▶ **Objective**: Are you able to quote each entry exactly as written?

╭─ Entries supplied

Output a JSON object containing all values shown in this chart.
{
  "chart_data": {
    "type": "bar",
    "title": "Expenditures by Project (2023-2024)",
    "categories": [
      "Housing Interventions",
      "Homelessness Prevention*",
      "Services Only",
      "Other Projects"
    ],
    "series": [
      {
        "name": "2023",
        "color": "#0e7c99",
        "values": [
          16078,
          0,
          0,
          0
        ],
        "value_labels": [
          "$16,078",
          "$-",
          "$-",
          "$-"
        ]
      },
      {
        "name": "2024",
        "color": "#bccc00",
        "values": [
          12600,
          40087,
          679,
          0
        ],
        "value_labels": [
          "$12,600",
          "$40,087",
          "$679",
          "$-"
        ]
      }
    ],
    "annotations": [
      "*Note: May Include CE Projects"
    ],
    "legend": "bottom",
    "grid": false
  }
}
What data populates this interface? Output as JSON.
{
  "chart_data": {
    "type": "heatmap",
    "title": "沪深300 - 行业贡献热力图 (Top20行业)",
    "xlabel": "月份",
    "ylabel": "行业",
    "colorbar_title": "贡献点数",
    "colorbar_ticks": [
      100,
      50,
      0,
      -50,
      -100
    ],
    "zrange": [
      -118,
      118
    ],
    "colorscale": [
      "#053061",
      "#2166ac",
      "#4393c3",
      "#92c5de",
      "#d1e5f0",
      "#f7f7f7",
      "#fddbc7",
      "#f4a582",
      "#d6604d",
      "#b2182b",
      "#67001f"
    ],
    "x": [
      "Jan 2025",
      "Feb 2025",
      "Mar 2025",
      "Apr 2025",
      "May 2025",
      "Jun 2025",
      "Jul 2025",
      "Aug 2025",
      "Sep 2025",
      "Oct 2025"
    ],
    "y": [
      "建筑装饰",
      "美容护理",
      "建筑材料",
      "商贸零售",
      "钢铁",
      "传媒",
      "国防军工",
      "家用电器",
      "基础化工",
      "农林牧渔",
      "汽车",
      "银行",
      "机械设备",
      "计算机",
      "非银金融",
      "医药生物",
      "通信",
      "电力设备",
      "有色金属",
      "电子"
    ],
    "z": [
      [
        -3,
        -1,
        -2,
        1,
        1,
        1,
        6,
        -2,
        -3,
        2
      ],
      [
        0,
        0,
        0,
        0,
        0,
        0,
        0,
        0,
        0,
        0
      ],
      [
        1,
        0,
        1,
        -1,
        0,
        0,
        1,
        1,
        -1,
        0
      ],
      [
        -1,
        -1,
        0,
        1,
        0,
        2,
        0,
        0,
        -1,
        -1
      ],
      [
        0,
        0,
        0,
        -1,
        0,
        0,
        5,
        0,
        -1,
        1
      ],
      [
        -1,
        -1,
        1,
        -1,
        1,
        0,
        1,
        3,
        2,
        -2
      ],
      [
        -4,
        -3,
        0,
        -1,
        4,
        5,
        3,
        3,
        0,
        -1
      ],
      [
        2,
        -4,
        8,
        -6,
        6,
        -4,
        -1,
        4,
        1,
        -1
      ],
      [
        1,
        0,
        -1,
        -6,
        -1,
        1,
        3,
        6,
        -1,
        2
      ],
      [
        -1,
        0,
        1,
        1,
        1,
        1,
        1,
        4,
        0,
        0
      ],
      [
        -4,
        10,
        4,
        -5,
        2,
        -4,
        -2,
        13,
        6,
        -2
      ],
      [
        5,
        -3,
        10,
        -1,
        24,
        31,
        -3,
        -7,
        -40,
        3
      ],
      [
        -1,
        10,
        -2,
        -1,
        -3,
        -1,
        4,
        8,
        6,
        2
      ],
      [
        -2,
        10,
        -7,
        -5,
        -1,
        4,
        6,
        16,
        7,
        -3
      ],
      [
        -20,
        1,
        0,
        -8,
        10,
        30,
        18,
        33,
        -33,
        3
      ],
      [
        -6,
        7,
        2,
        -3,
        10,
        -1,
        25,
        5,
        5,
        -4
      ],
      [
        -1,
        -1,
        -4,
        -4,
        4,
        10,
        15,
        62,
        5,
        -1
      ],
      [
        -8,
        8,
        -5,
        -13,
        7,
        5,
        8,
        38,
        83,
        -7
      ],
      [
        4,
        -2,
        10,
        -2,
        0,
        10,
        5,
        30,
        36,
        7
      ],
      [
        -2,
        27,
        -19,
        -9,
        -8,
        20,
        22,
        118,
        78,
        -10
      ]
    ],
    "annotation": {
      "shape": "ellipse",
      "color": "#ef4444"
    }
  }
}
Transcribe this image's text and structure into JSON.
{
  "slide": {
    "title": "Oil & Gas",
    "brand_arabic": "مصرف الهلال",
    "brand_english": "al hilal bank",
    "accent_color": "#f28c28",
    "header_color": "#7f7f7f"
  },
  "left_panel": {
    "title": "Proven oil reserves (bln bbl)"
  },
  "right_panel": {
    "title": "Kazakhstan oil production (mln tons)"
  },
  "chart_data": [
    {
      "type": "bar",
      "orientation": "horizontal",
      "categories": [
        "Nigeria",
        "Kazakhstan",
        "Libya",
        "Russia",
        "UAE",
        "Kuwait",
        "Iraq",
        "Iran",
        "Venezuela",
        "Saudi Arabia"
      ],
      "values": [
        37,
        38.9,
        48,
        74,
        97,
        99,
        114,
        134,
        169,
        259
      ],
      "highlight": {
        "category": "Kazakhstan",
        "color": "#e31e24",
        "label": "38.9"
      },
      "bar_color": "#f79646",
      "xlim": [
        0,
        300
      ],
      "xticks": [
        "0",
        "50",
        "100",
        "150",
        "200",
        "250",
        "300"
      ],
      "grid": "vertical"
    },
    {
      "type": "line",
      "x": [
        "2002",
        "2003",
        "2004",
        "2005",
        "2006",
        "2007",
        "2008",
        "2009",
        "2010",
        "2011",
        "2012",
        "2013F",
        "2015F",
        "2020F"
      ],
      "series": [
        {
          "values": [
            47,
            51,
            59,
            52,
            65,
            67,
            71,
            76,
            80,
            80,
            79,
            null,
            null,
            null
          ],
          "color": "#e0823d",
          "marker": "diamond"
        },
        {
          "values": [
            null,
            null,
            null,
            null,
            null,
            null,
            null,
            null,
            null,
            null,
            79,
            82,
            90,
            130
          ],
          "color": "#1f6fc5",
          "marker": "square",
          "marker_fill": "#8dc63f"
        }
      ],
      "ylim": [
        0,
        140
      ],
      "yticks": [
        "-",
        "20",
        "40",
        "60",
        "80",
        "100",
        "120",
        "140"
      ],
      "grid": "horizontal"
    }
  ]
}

╰─

▶ **Complete answer**:
Output a JSON object containing all values shown in this chart.
{
  "chart_data": {
    "type": "bar",
    "title": "Expenditures by Project (2023-2024)",
    "categories": [
      "Housing Interventions",
      "Homelessness Prevention*",
      "Services Only",
      "Other Projects"
    ],
    "series": [
      {
        "name": "2023",
        "color": "#0e7c99",
        "values": [
          16078,
          0,
          0,
          0
        ],
        "value_labels": [
          "$16,078",
          "$-",
          "$-",
          "$-"
        ]
      },
      {
        "name": "2024",
        "color": "#bccc00",
        "values": [
          12600,
          40087,
          679,
          0
        ],
        "value_labels": [
          "$12,600",
          "$40,087",
          "$679",
          "$-"
        ]
      }
    ],
    "annotations": [
      "*Note: May Include CE Projects"
    ],
    "legend": "bottom",
    "grid": false
  }
}
What data populates this interface? Output as JSON.
{
  "chart_data": {
    "type": "heatmap",
    "title": "沪深300 - 行业贡献热力图 (Top20行业)",
    "xlabel": "月份",
    "ylabel": "行业",
    "colorbar_title": "贡献点数",
    "colorbar_ticks": [
      100,
      50,
      0,
      -50,
      -100
    ],
    "zrange": [
      -118,
      118
    ],
    "colorscale": [
      "#053061",
      "#2166ac",
      "#4393c3",
      "#92c5de",
      "#d1e5f0",
      "#f7f7f7",
      "#fddbc7",
      "#f4a582",
      "#d6604d",
      "#b2182b",
      "#67001f"
    ],
    "x": [
      "Jan 2025",
      "Feb 2025",
      "Mar 2025",
      "Apr 2025",
      "May 2025",
      "Jun 2025",
      "Jul 2025",
      "Aug 2025",
      "Sep 2025",
      "Oct 2025"
    ],
    "y": [
      "建筑装饰",
      "美容护理",
      "建筑材料",
      "商贸零售",
      "钢铁",
      "传媒",
      "国防军工",
      "家用电器",
      "基础化工",
      "农林牧渔",
      "汽车",
      "银行",
      "机械设备",
      "计算机",
      "非银金融",
      "医药生物",
      "通信",
      "电力设备",
      "有色金属",
      "电子"
    ],
    "z": [
      [
        -3,
        -1,
        -2,
        1,
        1,
        1,
        6,
        -2,
        -3,
        2
      ],
      [
        0,
        0,
        0,
        0,
        0,
        0,
        0,
        0,
        0,
        0
      ],
      [
        1,
        0,
        1,
        -1,
        0,
        0,
        1,
        1,
        -1,
        0
      ],
      [
        -1,
        -1,
        0,
        1,
        0,
        2,
        0,
        0,
        -1,
        -1
      ],
      [
        0,
        0,
        0,
        -1,
        0,
        0,
        5,
        0,
        -1,
        1
      ],
      [
        -1,
        -1,
        1,
        -1,
        1,
        0,
        1,
        3,
        2,
        -2
      ],
      [
        -4,
        -3,
        0,
        -1,
        4,
        5,
        3,
        3,
        0,
        -1
      ],
      [
        2,
        -4,
        8,
        -6,
        6,
        -4,
        -1,
        4,
        1,
        -1
      ],
      [
        1,
        0,
        -1,
        -6,
        -1,
        1,
        3,
        6,
        -1,
        2
      ],
      [
        -1,
        0,
        1,
        1,
        1,
        1,
        1,
        4,
        0,
        0
      ],
      [
        -4,
        10,
        4,
        -5,
        2,
        -4,
        -2,
        13,
        6,
        -2
      ],
      [
        5,
        -3,
        10,
        -1,
        24,
        31,
        -3,
        -7,
        -40,
        3
      ],
      [
        -1,
        10,
        -2,
        -1,
        -3,
        -1,
        4,
        8,
        6,
        2
      ],
      [
        -2,
        10,
        -7,
        -5,
        -1,
        4,
        6,
        16,
        7,
        -3
      ],
      [
        -20,
        1,
        0,
        -8,
        10,
        30,
        18,
        33,
        -33,
        3
      ],
      [
        -6,
        7,
        2,
        -3,
        10,
        -1,
        25,
        5,
        5,
        -4
      ],
      [
        -1,
        -1,
        -4,
        -4,
        4,
        10,
        15,
        62,
        5,
        -1
      ],
      [
        -8,
        8,
        -5,
        -13,
        7,
        5,
        8,
        38,
        83,
        -7
      ],
      [
        4,
        -2,
        10,
        -2,
        0,
        10,
        5,
        30,
        36,
        7
      ],
      [
        -2,
        27,
        -19,
        -9,
        -8,
        20,
        22,
        118,
        78,
        -10
      ]
    ],
    "annotation": {
      "shape": "ellipse",
      "color": "#ef4444"
    }
  }
}
Transcribe this image's text and structure into JSON.
{
  "slide": {
    "title": "Oil & Gas",
    "brand_arabic": "مصرف الهلال",
    "brand_english": "al hilal bank",
    "accent_color": "#f28c28",
    "header_color": "#7f7f7f"
  },
  "left_panel": {
    "title": "Proven oil reserves (bln bbl)"
  },
  "right_panel": {
    "title": "Kazakhstan oil production (mln tons)"
  },
  "chart_data": [
    {
      "type": "bar",
      "orientation": "horizontal",
      "categories": [
        "Nigeria",
        "Kazakhstan",
        "Libya",
        "Russia",
        "UAE",
        "Kuwait",
        "Iraq",
        "Iran",
        "Venezuela",
        "Saudi Arabia"
      ],
      "values": [
        37,
        38.9,
        48,
        74,
        97,
        99,
        114,
        134,
        169,
        259
      ],
      "highlight": {
        "category": "Kazakhstan",
        "color": "#e31e24",
        "label": "38.9"
      },
      "bar_color": "#f79646",
      "xlim": [
        0,
        300
      ],
      "xticks": [
        "0",
        "50",
        "100",
        "150",
        "200",
        "250",
        "300"
      ],
      "grid": "vertical"
    },
    {
      "type": "line",
      "x": [
        "2002",
        "2003",
        "2004",
        "2005",
        "2006",
        "2007",
        "2008",
        "2009",
        "2010",
        "2011",
        "2012",
        "2013F",
        "2015F",
        "2020F"
      ],
      "series": [
        {
          "values": [
            47,
            51,
            59,
            52,
            65,
            67,
            71,
            76,
            80,
            80,
            79,
            null,
            null,
            null
          ],
          "color": "#e0823d",
          "marker": "diamond"
        },
        {
          "values": [
            null,
            null,
            null,
            null,
            null,
            null,
            null,
            null,
            null,
            null,
            79,
            82,
            90,
            130
          ],
          "color": "#1f6fc5",
          "marker": "square",
          "marker_fill": "#8dc63f"
        }
      ],
      "ylim": [
        0,
        140
      ],
      "yticks": [
        "-",
        "20",
        "40",
        "60",
        "80",
        "100",
        "120",
        "140"
      ],
      "grid": "horizontal"
    }
  ]
}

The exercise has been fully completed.